(Records from a dataset)
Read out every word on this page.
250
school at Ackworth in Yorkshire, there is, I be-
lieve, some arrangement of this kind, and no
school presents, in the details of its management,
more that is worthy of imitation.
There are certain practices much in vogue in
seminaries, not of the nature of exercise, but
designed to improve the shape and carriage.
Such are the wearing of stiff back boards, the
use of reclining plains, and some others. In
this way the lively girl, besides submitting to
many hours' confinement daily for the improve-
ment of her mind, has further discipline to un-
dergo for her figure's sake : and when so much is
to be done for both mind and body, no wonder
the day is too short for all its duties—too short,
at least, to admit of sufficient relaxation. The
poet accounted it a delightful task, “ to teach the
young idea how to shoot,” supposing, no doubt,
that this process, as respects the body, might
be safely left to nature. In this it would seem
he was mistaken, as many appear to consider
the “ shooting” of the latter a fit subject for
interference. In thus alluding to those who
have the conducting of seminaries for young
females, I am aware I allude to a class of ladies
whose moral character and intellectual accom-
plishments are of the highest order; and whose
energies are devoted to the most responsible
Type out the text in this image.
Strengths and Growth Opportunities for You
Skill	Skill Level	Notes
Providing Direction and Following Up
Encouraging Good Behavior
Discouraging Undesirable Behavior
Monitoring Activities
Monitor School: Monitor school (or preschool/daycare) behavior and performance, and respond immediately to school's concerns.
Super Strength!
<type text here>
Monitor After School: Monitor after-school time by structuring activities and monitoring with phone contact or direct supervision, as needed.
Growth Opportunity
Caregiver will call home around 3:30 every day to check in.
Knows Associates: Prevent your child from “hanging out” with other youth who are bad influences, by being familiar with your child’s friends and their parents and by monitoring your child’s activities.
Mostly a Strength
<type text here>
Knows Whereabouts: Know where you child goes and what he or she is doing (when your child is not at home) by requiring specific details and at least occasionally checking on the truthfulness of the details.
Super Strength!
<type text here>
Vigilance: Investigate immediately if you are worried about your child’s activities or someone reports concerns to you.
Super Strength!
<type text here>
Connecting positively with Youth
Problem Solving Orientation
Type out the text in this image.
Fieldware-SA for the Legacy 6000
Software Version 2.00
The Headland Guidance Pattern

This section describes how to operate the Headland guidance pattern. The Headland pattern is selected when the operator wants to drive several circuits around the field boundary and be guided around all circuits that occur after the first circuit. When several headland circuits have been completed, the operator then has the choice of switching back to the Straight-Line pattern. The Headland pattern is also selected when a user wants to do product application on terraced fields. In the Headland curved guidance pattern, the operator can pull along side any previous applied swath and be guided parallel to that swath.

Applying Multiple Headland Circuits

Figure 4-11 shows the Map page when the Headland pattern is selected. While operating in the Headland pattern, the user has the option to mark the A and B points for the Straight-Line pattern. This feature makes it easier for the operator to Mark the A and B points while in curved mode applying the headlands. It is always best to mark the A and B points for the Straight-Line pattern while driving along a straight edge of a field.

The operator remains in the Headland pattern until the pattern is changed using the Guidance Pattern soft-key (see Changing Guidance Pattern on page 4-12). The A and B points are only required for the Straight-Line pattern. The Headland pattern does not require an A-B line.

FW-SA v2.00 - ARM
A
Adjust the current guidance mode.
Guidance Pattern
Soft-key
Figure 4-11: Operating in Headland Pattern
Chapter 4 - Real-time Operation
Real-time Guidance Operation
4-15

> Short task
Find the string "details" in the listing and return every line that holds it.

> Solution to this exercise
school presents, in the details of its management,
Knows Whereabouts: Know where you child goes and what he or she is doing (when your child is not at home) by requiring specific details and at least occasionally checking on the truthfulness of the details.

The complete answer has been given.